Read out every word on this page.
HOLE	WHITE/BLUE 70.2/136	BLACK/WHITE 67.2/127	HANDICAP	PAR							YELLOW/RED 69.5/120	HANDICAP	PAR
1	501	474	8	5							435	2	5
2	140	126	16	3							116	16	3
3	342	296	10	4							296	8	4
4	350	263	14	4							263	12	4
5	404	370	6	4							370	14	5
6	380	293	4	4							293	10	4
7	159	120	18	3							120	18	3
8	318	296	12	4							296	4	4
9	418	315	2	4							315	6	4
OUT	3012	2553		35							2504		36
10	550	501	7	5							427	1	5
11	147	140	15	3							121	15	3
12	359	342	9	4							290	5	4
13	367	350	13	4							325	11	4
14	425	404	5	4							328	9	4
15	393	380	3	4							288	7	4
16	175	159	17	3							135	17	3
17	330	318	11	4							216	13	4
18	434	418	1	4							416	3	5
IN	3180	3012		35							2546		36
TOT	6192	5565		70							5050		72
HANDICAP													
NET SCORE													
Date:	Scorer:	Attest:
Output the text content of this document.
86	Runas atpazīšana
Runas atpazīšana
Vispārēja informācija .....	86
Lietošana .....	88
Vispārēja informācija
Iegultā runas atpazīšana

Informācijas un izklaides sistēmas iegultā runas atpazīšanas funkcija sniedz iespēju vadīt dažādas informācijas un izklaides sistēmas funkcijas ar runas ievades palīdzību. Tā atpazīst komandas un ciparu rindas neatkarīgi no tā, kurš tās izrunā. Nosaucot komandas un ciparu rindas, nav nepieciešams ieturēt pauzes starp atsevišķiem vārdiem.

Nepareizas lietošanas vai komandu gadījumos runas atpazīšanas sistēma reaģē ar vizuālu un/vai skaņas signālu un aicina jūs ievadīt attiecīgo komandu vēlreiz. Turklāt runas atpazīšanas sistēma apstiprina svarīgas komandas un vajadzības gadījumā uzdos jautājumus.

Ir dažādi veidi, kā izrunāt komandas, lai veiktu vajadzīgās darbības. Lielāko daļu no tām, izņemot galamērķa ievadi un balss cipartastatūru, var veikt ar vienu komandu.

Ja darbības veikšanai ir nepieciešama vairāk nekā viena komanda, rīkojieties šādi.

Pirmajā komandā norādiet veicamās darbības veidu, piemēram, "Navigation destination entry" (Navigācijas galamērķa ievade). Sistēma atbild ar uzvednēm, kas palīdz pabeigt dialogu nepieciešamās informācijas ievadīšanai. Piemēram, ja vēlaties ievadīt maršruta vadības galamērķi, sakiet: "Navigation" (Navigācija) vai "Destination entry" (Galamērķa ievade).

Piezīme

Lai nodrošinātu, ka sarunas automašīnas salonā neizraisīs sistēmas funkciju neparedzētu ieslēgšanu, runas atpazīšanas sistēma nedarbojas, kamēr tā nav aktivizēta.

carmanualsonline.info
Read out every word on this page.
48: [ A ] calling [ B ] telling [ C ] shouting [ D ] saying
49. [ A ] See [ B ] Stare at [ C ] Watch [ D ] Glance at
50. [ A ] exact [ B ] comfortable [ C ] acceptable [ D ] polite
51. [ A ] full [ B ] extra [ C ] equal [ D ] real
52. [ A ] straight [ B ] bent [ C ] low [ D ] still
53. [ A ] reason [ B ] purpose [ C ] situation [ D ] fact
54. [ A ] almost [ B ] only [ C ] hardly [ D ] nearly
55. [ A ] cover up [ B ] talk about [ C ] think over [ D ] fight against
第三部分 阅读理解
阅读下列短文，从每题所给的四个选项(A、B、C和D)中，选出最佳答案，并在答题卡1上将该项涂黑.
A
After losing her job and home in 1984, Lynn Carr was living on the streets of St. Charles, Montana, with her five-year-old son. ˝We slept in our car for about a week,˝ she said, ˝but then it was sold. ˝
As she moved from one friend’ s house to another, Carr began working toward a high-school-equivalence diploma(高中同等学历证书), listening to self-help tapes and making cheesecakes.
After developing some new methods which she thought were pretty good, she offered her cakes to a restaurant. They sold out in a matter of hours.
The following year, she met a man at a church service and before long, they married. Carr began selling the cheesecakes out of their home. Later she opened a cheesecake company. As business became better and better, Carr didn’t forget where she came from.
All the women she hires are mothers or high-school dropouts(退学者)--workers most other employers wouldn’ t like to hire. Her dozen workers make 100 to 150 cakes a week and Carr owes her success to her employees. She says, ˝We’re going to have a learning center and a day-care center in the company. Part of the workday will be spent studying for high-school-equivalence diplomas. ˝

□ □ □

■ **Problem details**
Pick out every line holding the string "equivalence" and return it.

■ **Answer for this exercise**
As she moved from one friend’ s house to another, Carr began working toward a high-school-equivalence diploma(高中同等学历证书), listening to self-help tapes and making cheesecakes.
All the women she hires are mothers or high-school dropouts(退学者)--workers most other employers wouldn’ t like to hire. Her dozen workers make 100 to 150 cakes a week and Carr owes her success to her employees. She says, ˝We’re going to have a learning center and a day-care center in the company. Part of the workday will be spent studying for high-school-equivalence diplomas. ˝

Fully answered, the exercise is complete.